>> BEGIN Input rows

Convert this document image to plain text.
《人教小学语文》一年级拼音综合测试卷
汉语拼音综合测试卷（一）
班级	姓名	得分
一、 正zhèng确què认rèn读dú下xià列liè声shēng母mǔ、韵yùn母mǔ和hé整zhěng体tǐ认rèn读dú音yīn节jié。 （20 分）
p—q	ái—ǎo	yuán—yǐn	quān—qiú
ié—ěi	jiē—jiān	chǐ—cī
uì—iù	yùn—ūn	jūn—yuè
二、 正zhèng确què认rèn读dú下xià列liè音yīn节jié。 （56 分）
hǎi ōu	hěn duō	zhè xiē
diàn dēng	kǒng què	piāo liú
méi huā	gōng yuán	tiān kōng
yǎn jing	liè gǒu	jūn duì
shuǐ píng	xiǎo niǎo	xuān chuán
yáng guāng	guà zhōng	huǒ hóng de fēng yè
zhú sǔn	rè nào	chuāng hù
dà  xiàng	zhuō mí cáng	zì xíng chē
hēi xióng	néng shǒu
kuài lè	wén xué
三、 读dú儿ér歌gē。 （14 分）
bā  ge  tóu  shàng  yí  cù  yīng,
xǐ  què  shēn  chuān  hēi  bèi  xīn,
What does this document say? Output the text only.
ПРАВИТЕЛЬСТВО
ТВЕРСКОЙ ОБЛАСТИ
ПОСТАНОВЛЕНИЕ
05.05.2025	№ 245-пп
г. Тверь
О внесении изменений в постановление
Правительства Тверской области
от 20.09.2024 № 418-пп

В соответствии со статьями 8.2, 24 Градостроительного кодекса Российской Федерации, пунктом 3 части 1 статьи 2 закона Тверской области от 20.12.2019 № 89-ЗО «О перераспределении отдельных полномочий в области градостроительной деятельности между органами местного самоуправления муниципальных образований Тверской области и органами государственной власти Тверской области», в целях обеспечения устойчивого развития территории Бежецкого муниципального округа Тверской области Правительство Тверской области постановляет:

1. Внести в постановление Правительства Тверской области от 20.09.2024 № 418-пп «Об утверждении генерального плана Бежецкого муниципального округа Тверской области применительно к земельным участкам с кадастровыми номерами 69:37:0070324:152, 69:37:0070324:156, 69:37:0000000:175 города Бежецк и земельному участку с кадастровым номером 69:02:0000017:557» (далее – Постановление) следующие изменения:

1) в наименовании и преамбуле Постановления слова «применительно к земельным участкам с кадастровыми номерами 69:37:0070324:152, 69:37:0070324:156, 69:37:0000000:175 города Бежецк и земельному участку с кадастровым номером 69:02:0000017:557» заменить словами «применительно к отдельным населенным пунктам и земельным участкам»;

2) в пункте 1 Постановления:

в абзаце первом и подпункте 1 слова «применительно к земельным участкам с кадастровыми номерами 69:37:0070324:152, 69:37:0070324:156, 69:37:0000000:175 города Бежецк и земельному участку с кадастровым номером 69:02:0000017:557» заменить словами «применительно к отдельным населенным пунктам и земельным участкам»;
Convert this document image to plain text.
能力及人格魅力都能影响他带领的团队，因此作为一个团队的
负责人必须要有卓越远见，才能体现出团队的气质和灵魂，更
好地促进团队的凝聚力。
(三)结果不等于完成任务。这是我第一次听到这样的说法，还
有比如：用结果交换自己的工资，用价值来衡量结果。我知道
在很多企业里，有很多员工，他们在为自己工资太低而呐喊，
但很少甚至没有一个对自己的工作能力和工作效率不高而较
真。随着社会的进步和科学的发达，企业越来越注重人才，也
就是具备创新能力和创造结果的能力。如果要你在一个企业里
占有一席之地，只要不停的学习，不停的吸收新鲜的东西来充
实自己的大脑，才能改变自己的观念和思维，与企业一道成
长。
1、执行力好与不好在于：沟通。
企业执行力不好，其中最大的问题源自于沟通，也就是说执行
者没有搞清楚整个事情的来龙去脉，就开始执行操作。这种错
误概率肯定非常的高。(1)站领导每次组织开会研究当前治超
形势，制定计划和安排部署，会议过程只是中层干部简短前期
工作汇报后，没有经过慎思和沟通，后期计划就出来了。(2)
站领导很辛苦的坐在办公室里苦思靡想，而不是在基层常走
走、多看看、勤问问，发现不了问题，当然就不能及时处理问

>> END Input rows

| Given request |
Write an exact transcription of every entry above.

| Response to this task |
Convert this document image to plain text.
《人教小学语文》一年级拼音综合测试卷
汉语拼音综合测试卷（一）
班级	姓名	得分
一、 正zhèng确què认rèn读dú下xià列liè声shēng母mǔ、韵yùn母mǔ和hé整zhěng体tǐ认rèn读dú音yīn节jié。 （20 分）
p—q	ái—ǎo	yuán—yǐn	quān—qiú
ié—ěi	jiē—jiān	chǐ—cī
uì—iù	yùn—ūn	jūn—yuè
二、 正zhèng确què认rèn读dú下xià列liè音yīn节jié。 （56 分）
hǎi ōu	hěn duō	zhè xiē
diàn dēng	kǒng què	piāo liú
méi huā	gōng yuán	tiān kōng
yǎn jing	liè gǒu	jūn duì
shuǐ píng	xiǎo niǎo	xuān chuán
yáng guāng	guà zhōng	huǒ hóng de fēng yè
zhú sǔn	rè nào	chuāng hù
dà  xiàng	zhuō mí cáng	zì xíng chē
hēi xióng	néng shǒu
kuài lè	wén xué
三、 读dú儿ér歌gē。 （14 分）
bā  ge  tóu  shàng  yí  cù  yīng,
xǐ  què  shēn  chuān  hēi  bèi  xīn,
What does this document say? Output the text only.
ПРАВИТЕЛЬСТВО
ТВЕРСКОЙ ОБЛАСТИ
ПОСТАНОВЛЕНИЕ
05.05.2025	№ 245-пп
г. Тверь
О внесении изменений в постановление
Правительства Тверской области
от 20.09.2024 № 418-пп

В соответствии со статьями 8.2, 24 Градостроительного кодекса Российской Федерации, пунктом 3 части 1 статьи 2 закона Тверской области от 20.12.2019 № 89-ЗО «О перераспределении отдельных полномочий в области градостроительной деятельности между органами местного самоуправления муниципальных образований Тверской области и органами государственной власти Тверской области», в целях обеспечения устойчивого развития территории Бежецкого муниципального округа Тверской области Правительство Тверской области постановляет:

1. Внести в постановление Правительства Тверской области от 20.09.2024 № 418-пп «Об утверждении генерального плана Бежецкого муниципального округа Тверской области применительно к земельным участкам с кадастровыми номерами 69:37:0070324:152, 69:37:0070324:156, 69:37:0000000:175 города Бежецк и земельному участку с кадастровым номером 69:02:0000017:557» (далее – Постановление) следующие изменения:

1) в наименовании и преамбуле Постановления слова «применительно к земельным участкам с кадастровыми номерами 69:37:0070324:152, 69:37:0070324:156, 69:37:0000000:175 города Бежецк и земельному участку с кадастровым номером 69:02:0000017:557» заменить словами «применительно к отдельным населенным пунктам и земельным участкам»;

2) в пункте 1 Постановления:

в абзаце первом и подпункте 1 слова «применительно к земельным участкам с кадастровыми номерами 69:37:0070324:152, 69:37:0070324:156, 69:37:0000000:175 города Бежецк и земельному участку с кадастровым номером 69:02:0000017:557» заменить словами «применительно к отдельным населенным пунктам и земельным участкам»;
Convert this document image to plain text.
能力及人格魅力都能影响他带领的团队，因此作为一个团队的
负责人必须要有卓越远见，才能体现出团队的气质和灵魂，更
好地促进团队的凝聚力。
(三)结果不等于完成任务。这是我第一次听到这样的说法，还
有比如：用结果交换自己的工资，用价值来衡量结果。我知道
在很多企业里，有很多员工，他们在为自己工资太低而呐喊，
但很少甚至没有一个对自己的工作能力和工作效率不高而较
真。随着社会的进步和科学的发达，企业越来越注重人才，也
就是具备创新能力和创造结果的能力。如果要你在一个企业里
占有一席之地，只要不停的学习，不停的吸收新鲜的东西来充
实自己的大脑，才能改变自己的观念和思维，与企业一道成
长。
1、执行力好与不好在于：沟通。
企业执行力不好，其中最大的问题源自于沟通，也就是说执行
者没有搞清楚整个事情的来龙去脉，就开始执行操作。这种错
误概率肯定非常的高。(1)站领导每次组织开会研究当前治超
形势，制定计划和安排部署，会议过程只是中层干部简短前期
工作汇报后，没有经过慎思和沟通，后期计划就出来了。(2)
站领导很辛苦的坐在办公室里苦思靡想，而不是在基层常走
走、多看看、勤问问，发现不了问题，当然就不能及时处理问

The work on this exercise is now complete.